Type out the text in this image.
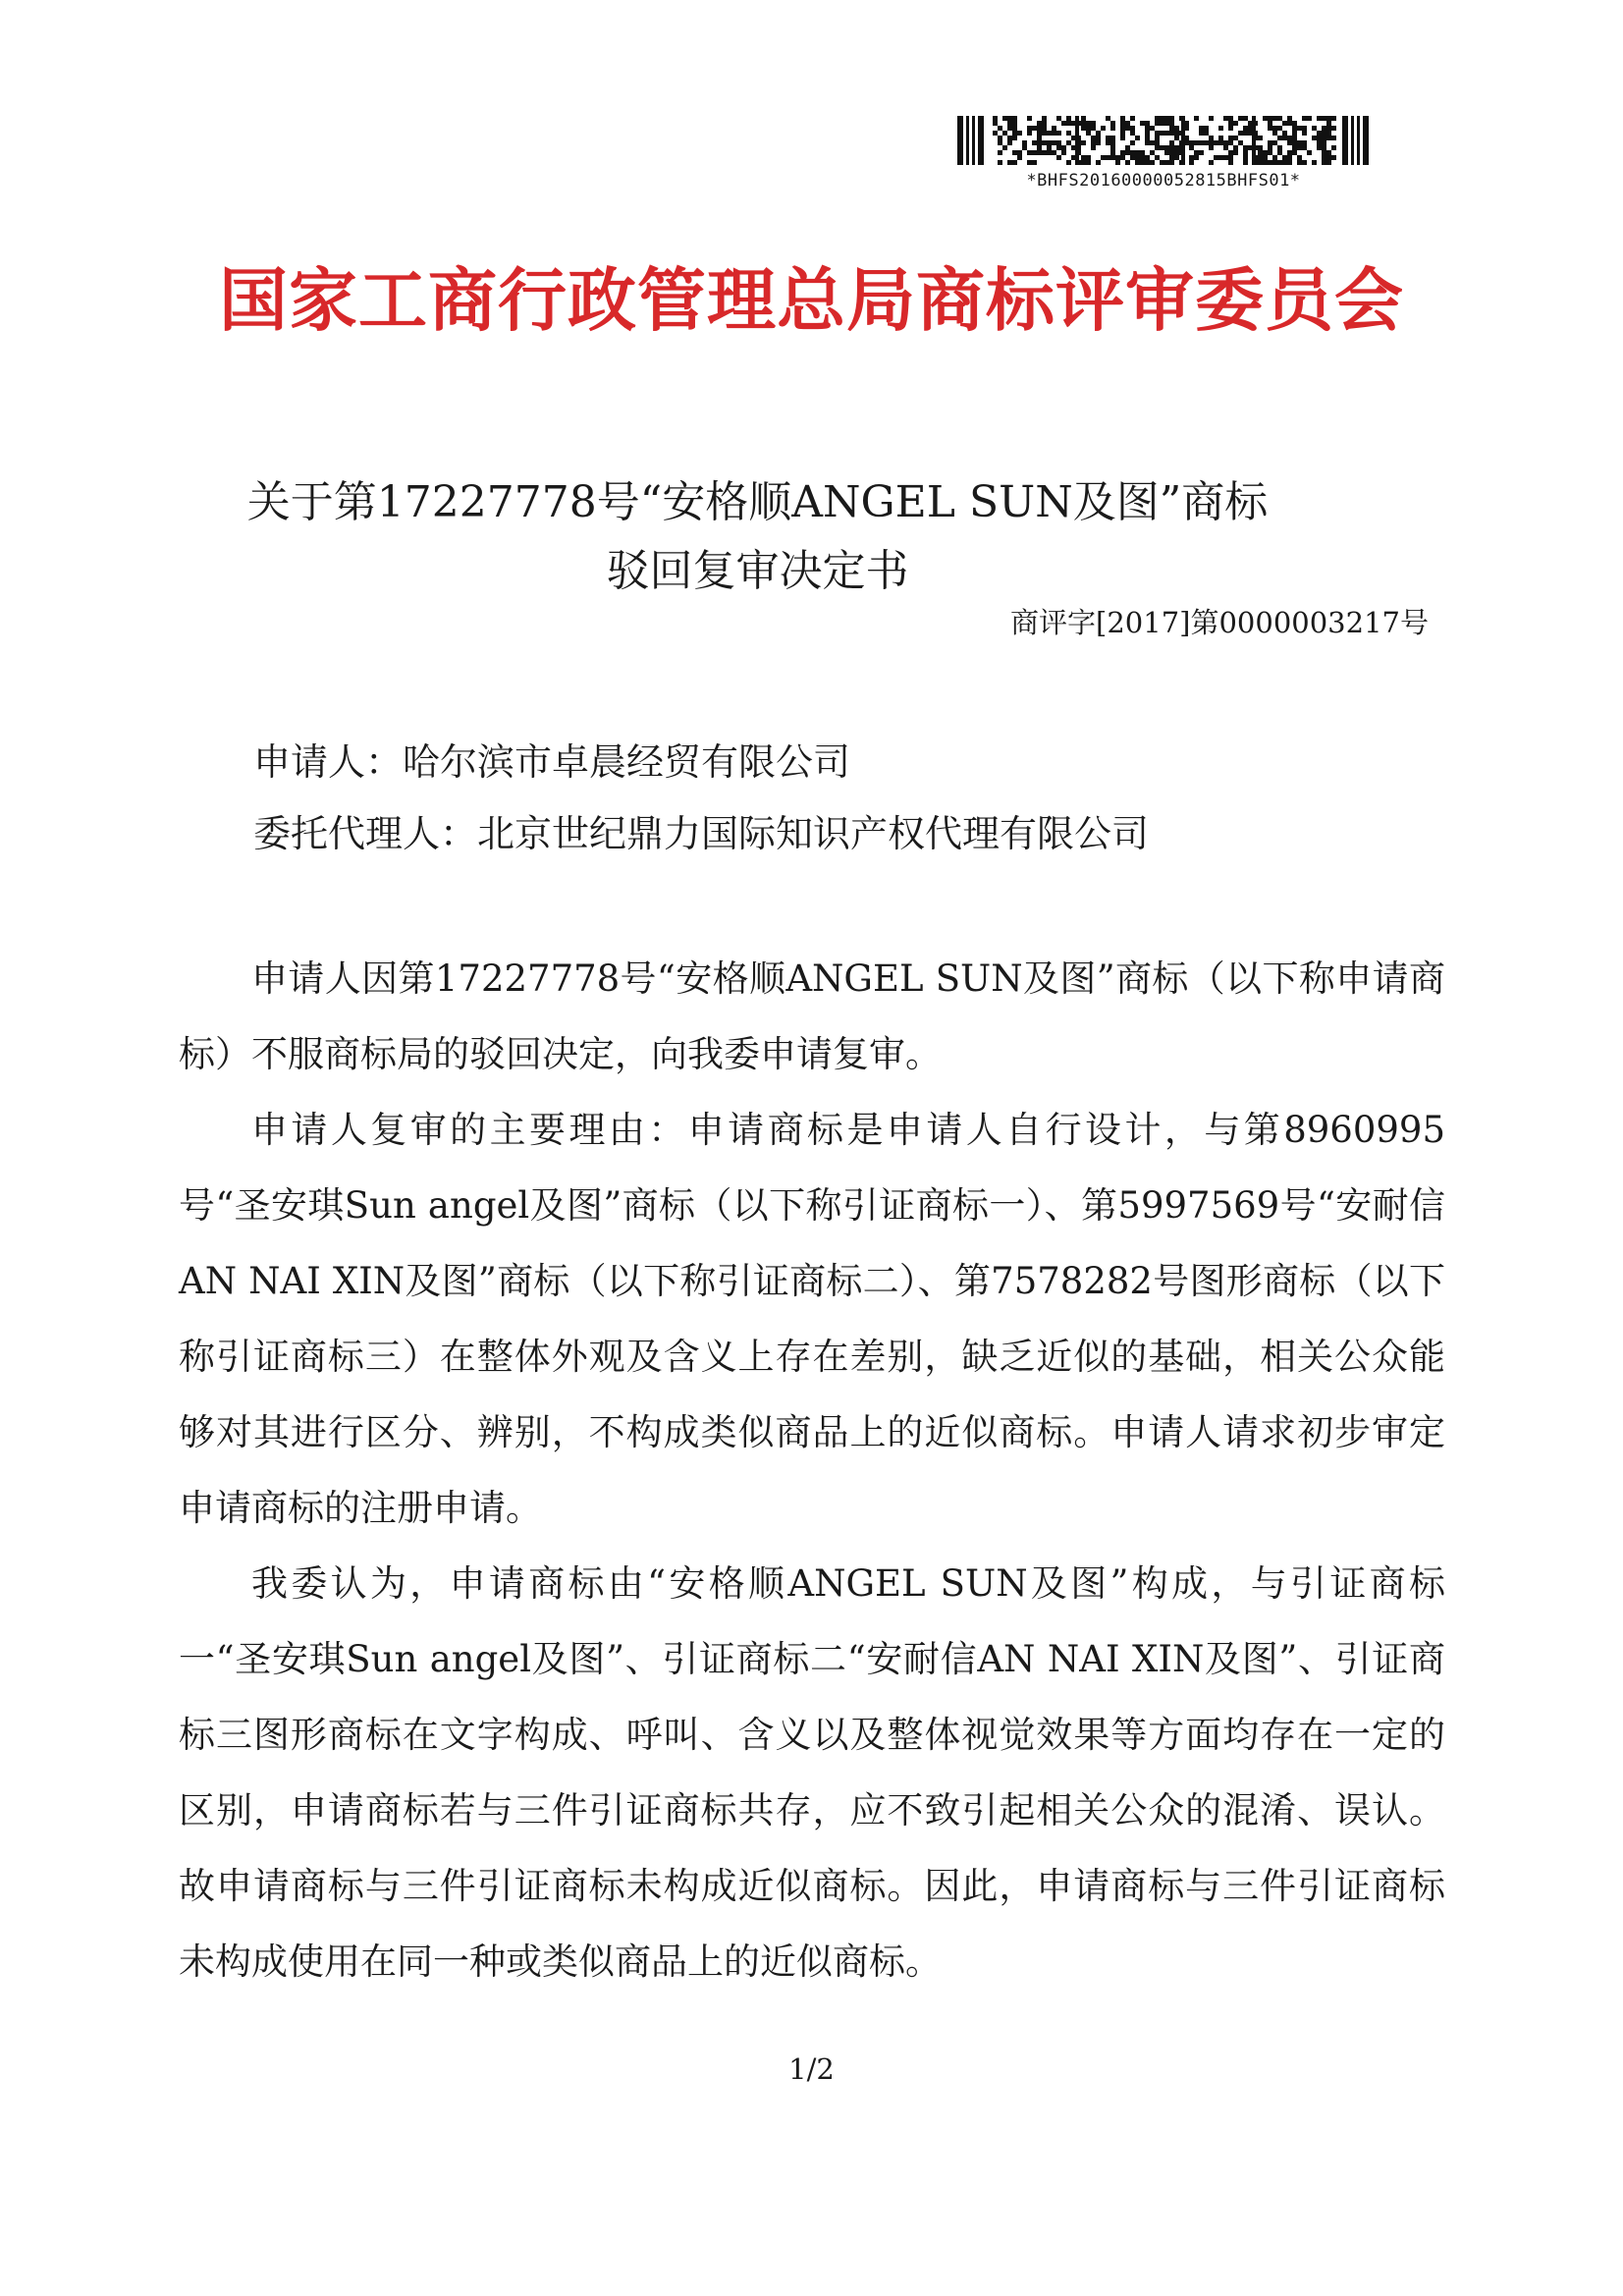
*BHFS20160000052815BHFS01*
国家工商行政管理总局商标评审委员会
关于第17227778号“安格顺ANGEL SUN及图”商标
驳回复审决定书
商评字[2017]第0000003217号
申请人：哈尔滨市卓晨经贸有限公司
委托代理人：北京世纪鼎力国际知识产权代理有限公司

申请人因第17227778号“安格顺ANGEL SUN及图”商标（以下称申请商标）不服商标局的驳回决定，向我委申请复审。

申请人复审的主要理由：申请商标是申请人自行设计，与第8960995号“圣安琪Sun angel及图”商标（以下称引证商标一）、第5997569号“安耐信AN NAI XIN及图”商标（以下称引证商标二）、第7578282号图形商标（以下称引证商标三）在整体外观及含义上存在差别，缺乏近似的基础，相关公众能够对其进行区分、辨别，不构成类似商品上的近似商标。申请人请求初步审定申请商标的注册申请。

我委认为，申请商标由“安格顺ANGEL SUN及图”构成，与引证商标一“圣安琪Sun angel及图”、引证商标二“安耐信AN NAI XIN及图”、引证商标三图形商标在文字构成、呼叫、含义以及整体视觉效果等方面均存在一定的区别，申请商标若与三件引证商标共存，应不致引起相关公众的混淆、误认。故申请商标与三件引证商标未构成近似商标。因此，申请商标与三件引证商标未构成使用在同一种或类似商品上的近似商标。

1/2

_____

* _Goal of the exercise_: Return the listing above word for word, with the pictures removed.

* _Written reply_:
Type out the text in this image.
*BHFS20160000052815BHFS01*
国家工商行政管理总局商标评审委员会
关于第17227778号“安格顺ANGEL SUN及图”商标
驳回复审决定书
商评字[2017]第0000003217号
申请人：哈尔滨市卓晨经贸有限公司
委托代理人：北京世纪鼎力国际知识产权代理有限公司

申请人因第17227778号“安格顺ANGEL SUN及图”商标（以下称申请商标）不服商标局的驳回决定，向我委申请复审。

申请人复审的主要理由：申请商标是申请人自行设计，与第8960995号“圣安琪Sun angel及图”商标（以下称引证商标一）、第5997569号“安耐信AN NAI XIN及图”商标（以下称引证商标二）、第7578282号图形商标（以下称引证商标三）在整体外观及含义上存在差别，缺乏近似的基础，相关公众能够对其进行区分、辨别，不构成类似商品上的近似商标。申请人请求初步审定申请商标的注册申请。

我委认为，申请商标由“安格顺ANGEL SUN及图”构成，与引证商标一“圣安琪Sun angel及图”、引证商标二“安耐信AN NAI XIN及图”、引证商标三图形商标在文字构成、呼叫、含义以及整体视觉效果等方面均存在一定的区别，申请商标若与三件引证商标共存，应不致引起相关公众的混淆、误认。故申请商标与三件引证商标未构成近似商标。因此，申请商标与三件引证商标未构成使用在同一种或类似商品上的近似商标。

1/2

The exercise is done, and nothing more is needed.